### WRITTEN REQUEST
List every line of the listing that contains the string "letterhead", matching case exactly.

### DATA FOR THIS EXERCISE
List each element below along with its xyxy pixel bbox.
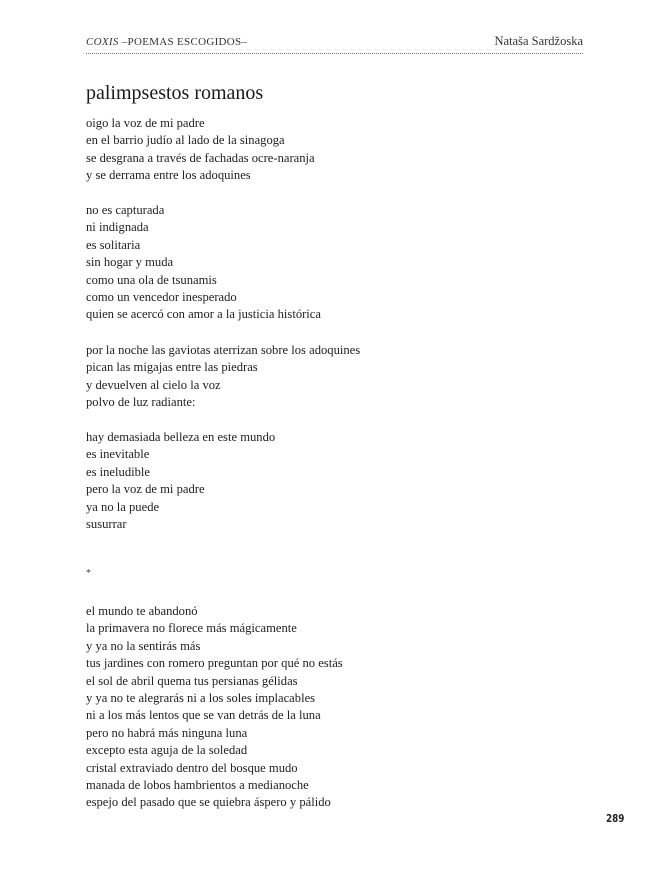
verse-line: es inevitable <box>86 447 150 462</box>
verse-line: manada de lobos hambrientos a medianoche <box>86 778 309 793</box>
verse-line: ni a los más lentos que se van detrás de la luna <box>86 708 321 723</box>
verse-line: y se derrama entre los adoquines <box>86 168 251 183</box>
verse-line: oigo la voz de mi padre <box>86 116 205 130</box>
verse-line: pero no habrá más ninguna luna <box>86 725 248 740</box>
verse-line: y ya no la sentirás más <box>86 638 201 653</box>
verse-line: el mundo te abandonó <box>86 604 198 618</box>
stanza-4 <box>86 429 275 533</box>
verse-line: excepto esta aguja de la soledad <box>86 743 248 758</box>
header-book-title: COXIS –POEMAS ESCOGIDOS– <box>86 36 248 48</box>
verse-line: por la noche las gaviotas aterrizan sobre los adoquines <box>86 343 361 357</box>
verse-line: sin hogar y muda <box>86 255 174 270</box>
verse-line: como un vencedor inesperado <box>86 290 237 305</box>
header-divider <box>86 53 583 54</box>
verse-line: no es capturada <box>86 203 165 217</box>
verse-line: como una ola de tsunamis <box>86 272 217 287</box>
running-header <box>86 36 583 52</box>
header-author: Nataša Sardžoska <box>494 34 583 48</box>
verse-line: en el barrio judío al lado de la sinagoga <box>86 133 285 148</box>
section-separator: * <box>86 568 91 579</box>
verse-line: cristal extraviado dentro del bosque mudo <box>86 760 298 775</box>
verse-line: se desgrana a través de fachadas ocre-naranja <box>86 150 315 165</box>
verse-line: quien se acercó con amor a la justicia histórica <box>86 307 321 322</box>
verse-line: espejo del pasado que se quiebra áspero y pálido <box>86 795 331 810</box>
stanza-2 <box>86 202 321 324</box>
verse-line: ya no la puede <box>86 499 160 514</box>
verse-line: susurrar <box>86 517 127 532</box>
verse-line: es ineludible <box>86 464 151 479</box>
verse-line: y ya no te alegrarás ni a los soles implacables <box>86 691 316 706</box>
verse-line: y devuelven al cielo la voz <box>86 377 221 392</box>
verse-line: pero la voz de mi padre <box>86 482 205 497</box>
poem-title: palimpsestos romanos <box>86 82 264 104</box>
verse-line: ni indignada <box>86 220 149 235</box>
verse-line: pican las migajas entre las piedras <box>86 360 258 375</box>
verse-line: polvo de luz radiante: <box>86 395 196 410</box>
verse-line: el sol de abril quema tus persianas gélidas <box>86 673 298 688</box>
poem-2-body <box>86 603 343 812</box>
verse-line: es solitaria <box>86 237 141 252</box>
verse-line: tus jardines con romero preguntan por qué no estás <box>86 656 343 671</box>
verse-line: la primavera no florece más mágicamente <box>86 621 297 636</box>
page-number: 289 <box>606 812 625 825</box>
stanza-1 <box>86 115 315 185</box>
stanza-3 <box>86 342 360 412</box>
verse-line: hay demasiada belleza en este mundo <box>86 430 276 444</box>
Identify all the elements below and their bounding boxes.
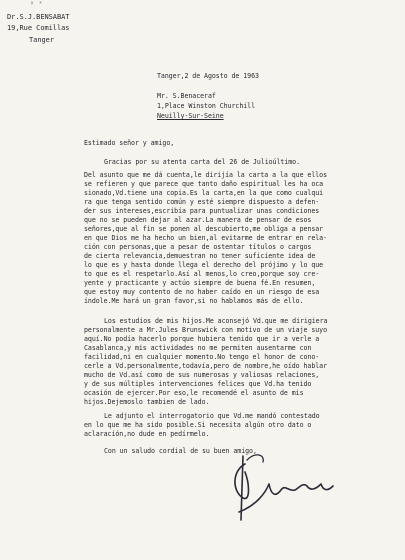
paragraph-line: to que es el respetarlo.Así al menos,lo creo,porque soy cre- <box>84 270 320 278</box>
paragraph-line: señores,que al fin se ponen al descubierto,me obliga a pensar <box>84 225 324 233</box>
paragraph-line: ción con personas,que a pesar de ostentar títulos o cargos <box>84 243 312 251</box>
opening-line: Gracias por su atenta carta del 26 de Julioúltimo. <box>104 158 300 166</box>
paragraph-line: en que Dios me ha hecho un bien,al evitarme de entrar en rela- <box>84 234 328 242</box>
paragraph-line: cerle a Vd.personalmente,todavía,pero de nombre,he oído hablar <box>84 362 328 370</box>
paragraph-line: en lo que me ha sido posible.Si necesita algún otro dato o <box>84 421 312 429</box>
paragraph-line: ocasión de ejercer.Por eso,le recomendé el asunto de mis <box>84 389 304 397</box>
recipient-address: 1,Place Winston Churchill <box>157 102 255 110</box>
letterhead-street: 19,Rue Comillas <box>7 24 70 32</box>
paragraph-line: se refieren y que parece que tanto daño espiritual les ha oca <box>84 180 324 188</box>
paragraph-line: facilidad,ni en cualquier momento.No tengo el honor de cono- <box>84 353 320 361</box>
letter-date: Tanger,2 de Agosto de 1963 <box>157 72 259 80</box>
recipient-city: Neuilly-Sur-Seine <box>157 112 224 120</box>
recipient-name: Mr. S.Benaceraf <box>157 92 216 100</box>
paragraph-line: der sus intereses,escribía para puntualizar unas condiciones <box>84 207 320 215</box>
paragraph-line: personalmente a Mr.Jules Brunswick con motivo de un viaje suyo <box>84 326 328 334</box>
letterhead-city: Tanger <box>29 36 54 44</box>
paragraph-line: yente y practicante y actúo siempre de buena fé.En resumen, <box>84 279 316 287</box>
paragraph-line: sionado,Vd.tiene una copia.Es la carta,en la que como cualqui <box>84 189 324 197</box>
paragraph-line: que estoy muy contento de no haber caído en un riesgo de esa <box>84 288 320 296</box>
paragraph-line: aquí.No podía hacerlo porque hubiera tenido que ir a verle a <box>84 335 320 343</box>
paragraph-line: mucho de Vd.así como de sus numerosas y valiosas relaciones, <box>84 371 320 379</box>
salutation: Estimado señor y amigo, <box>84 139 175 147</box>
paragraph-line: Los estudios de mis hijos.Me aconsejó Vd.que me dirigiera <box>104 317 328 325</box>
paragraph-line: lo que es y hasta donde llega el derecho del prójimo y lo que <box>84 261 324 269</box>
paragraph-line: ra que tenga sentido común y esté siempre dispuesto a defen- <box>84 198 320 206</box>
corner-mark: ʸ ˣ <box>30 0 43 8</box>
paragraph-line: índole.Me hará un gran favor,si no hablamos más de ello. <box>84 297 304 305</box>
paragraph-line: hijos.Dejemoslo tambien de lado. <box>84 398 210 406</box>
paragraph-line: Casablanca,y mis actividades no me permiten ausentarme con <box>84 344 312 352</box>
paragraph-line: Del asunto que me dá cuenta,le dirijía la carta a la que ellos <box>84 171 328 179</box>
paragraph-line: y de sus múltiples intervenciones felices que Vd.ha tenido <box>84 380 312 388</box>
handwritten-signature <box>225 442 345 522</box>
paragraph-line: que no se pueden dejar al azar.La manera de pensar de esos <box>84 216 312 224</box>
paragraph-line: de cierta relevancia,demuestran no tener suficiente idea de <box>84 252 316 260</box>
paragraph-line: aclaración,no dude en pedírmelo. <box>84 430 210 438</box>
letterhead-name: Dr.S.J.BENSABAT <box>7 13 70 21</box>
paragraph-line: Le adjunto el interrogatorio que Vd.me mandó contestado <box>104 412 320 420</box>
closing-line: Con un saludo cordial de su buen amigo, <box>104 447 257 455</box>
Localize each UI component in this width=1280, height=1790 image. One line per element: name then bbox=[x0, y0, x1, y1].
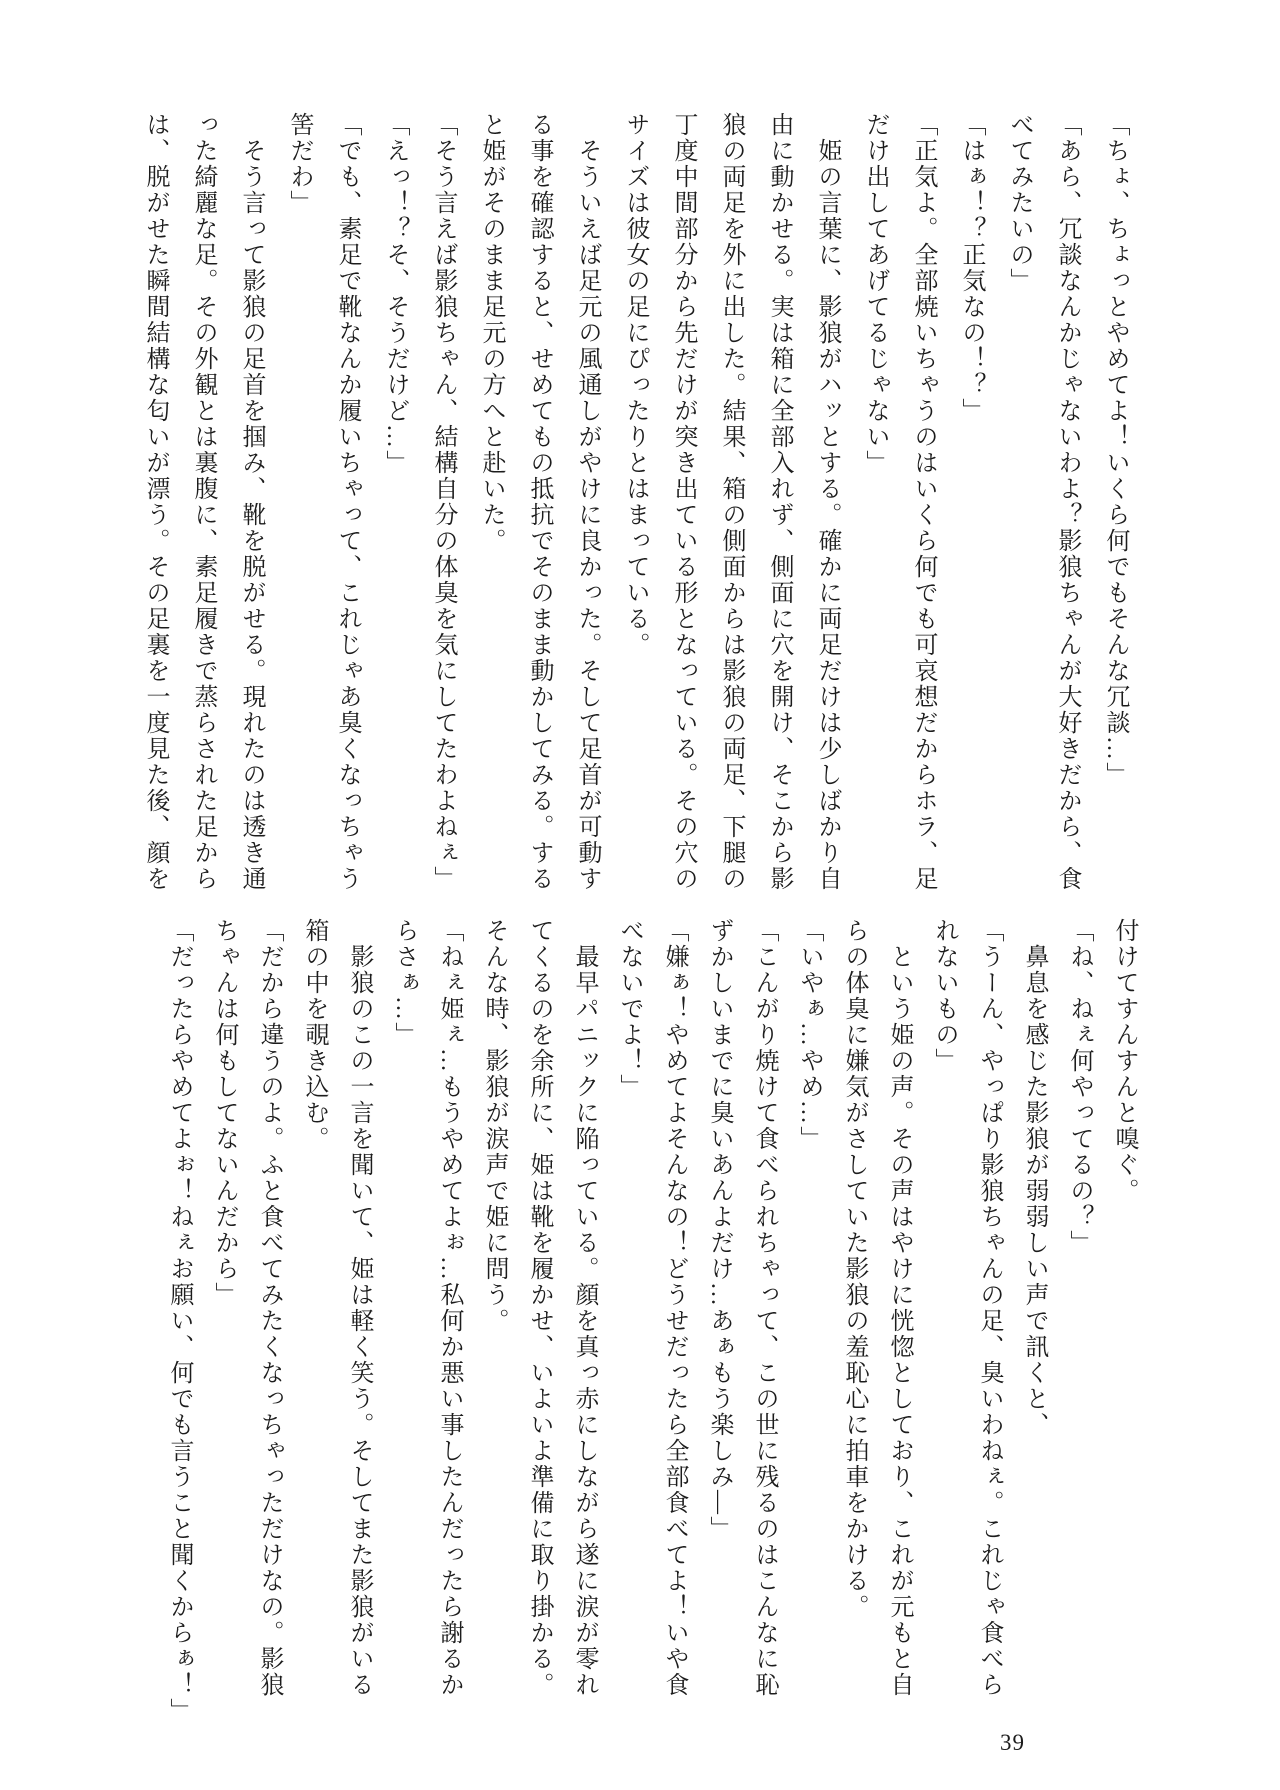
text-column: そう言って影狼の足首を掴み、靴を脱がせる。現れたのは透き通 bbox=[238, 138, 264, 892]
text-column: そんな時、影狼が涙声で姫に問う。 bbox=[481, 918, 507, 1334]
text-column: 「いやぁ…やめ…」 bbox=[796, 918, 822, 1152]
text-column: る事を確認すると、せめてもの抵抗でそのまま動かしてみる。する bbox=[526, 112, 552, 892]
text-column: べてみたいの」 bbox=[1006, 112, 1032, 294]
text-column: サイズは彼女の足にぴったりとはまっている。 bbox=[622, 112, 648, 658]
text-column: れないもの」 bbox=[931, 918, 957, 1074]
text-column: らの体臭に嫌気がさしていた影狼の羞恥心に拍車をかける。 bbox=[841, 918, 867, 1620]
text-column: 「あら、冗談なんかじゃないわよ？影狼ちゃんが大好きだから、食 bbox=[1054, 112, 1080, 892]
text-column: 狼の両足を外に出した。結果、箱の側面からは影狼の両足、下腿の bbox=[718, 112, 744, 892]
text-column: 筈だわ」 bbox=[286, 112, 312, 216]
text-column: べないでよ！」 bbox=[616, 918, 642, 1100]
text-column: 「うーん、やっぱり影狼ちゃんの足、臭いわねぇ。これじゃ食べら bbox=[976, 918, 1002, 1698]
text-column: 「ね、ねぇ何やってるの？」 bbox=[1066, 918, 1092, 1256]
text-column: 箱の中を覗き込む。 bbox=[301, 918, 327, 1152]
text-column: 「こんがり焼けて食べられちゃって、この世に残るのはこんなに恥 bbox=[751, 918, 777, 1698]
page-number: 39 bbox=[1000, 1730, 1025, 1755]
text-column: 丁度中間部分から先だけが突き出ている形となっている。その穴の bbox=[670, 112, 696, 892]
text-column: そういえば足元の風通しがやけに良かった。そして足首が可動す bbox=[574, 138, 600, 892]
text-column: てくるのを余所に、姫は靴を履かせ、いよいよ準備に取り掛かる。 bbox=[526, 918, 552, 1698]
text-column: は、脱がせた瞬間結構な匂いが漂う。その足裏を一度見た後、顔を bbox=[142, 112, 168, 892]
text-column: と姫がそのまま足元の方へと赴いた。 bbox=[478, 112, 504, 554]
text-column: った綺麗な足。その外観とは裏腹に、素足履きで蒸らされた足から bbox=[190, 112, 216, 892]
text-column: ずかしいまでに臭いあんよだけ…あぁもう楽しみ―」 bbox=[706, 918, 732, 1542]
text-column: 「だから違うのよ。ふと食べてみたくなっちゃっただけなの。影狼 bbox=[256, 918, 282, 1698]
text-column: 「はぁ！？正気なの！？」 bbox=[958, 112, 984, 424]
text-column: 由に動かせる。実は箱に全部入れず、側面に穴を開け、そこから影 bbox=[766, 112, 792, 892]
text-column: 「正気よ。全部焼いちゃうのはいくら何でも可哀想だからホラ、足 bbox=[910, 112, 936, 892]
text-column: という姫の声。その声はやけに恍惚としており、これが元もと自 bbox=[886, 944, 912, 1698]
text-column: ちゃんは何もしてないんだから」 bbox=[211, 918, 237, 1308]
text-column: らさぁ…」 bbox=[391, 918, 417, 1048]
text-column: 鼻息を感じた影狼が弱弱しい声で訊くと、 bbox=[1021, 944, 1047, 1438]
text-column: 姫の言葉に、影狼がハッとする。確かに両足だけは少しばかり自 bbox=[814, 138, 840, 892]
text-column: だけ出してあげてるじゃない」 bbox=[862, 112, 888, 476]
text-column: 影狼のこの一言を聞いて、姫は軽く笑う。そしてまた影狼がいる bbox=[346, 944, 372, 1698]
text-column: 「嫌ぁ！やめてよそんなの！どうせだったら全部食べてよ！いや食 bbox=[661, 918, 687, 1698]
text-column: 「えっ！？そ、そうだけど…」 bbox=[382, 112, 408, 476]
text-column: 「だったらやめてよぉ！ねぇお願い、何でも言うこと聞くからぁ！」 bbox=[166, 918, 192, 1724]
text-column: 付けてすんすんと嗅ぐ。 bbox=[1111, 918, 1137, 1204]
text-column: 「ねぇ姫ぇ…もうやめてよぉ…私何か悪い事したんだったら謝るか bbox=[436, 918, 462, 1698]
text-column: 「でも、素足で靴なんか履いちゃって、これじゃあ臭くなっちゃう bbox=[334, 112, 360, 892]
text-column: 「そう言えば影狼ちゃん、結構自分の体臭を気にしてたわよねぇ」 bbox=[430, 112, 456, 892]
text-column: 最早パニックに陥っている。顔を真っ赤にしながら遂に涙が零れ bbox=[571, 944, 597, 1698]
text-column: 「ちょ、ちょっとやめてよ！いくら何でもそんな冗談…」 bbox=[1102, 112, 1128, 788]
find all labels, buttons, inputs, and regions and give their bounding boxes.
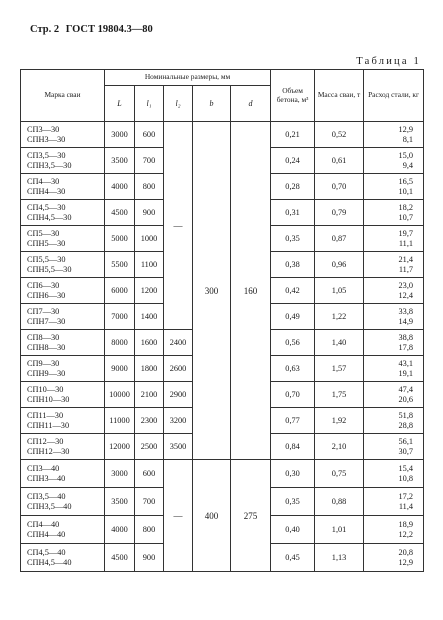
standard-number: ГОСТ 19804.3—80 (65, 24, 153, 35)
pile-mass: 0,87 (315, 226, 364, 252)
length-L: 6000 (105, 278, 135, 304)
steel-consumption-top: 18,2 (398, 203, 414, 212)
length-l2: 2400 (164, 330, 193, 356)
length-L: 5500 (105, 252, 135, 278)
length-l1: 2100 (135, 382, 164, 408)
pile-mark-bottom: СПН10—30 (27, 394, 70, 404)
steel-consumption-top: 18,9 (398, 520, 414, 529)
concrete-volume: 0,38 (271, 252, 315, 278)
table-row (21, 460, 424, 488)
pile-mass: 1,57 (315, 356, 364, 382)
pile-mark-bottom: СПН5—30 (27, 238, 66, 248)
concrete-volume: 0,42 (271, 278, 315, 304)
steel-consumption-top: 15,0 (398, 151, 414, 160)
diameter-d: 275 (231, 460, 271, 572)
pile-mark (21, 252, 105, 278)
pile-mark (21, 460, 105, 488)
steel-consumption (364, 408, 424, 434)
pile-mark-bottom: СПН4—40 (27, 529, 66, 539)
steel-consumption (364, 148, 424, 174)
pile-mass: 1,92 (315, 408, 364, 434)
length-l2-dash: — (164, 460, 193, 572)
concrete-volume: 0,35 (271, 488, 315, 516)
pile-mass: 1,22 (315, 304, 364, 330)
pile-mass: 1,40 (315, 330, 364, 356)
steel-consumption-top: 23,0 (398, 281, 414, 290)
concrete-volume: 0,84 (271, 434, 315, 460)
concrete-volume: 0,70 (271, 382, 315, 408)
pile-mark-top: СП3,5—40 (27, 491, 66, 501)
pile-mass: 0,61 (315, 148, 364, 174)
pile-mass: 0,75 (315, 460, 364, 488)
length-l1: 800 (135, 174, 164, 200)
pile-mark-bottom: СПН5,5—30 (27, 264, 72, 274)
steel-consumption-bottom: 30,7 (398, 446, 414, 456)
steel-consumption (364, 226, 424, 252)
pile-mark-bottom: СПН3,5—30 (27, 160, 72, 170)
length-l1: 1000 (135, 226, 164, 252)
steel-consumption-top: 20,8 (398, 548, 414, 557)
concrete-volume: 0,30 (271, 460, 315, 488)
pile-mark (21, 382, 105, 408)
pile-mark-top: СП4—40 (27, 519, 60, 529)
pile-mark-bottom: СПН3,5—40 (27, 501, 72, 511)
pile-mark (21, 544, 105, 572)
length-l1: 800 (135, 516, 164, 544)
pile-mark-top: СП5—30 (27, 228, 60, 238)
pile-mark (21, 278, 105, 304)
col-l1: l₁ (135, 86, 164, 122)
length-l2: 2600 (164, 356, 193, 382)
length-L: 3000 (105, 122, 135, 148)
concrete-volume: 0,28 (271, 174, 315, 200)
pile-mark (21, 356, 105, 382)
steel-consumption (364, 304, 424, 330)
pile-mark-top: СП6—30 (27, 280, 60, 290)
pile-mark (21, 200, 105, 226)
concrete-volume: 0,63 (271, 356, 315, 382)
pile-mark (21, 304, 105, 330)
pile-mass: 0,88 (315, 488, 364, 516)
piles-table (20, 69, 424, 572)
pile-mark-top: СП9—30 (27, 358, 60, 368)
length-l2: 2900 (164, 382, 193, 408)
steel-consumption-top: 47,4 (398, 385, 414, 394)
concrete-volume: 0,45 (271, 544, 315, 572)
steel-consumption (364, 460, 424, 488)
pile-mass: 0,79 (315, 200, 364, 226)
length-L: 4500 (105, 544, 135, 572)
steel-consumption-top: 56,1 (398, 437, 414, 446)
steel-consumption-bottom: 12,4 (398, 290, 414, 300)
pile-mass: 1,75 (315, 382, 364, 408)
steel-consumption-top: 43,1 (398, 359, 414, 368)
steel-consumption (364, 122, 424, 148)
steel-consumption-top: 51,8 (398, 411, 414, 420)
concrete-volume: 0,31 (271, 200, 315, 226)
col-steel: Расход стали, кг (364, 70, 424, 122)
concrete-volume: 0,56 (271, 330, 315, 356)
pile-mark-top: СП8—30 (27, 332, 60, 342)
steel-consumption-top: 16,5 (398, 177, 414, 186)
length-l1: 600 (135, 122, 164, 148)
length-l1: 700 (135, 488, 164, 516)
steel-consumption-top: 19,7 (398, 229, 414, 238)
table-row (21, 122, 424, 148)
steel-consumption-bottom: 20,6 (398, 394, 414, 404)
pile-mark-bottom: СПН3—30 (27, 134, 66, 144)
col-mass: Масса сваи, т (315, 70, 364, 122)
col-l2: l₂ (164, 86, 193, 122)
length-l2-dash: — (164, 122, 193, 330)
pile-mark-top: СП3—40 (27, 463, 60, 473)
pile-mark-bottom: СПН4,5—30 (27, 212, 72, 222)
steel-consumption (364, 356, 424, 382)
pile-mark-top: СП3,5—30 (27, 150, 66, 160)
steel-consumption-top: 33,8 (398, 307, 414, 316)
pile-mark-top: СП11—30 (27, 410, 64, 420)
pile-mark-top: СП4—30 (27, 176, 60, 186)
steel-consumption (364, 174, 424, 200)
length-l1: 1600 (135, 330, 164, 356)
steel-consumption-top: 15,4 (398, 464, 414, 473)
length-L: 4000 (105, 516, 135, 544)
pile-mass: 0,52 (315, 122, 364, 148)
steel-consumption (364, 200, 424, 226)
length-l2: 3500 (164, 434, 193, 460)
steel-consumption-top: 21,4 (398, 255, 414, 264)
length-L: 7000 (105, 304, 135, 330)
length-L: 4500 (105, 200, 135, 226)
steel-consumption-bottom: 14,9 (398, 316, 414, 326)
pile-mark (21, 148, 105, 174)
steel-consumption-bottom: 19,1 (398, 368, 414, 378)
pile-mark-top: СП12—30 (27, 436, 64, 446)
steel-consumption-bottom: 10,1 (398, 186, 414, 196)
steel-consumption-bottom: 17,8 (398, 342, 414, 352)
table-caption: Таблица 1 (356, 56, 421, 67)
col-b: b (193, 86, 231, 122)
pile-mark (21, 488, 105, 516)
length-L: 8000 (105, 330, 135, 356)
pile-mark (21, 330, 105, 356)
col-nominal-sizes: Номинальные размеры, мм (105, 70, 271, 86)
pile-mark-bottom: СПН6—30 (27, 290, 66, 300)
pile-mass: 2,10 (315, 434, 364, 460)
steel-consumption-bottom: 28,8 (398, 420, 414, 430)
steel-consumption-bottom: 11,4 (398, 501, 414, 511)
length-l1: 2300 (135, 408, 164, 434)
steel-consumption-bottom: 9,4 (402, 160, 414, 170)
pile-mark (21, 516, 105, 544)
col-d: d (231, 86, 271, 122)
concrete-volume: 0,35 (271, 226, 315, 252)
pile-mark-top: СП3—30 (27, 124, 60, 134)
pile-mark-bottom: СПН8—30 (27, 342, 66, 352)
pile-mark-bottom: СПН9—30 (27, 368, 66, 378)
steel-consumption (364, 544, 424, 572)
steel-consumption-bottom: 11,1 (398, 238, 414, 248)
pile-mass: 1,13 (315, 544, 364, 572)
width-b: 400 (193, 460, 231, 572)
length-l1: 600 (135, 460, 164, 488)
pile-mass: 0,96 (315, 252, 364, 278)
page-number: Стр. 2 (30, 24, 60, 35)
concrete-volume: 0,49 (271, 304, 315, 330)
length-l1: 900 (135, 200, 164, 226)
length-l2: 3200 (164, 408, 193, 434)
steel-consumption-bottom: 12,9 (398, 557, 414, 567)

### TASK RESPONSE
letterhead-street: 19,Rue Comillas <box>7 24 70 32</box>
letterhead-city: Tanger <box>29 36 54 44</box>
letterhead-name: Dr.S.J.BENSABAT <box>7 13 70 21</box>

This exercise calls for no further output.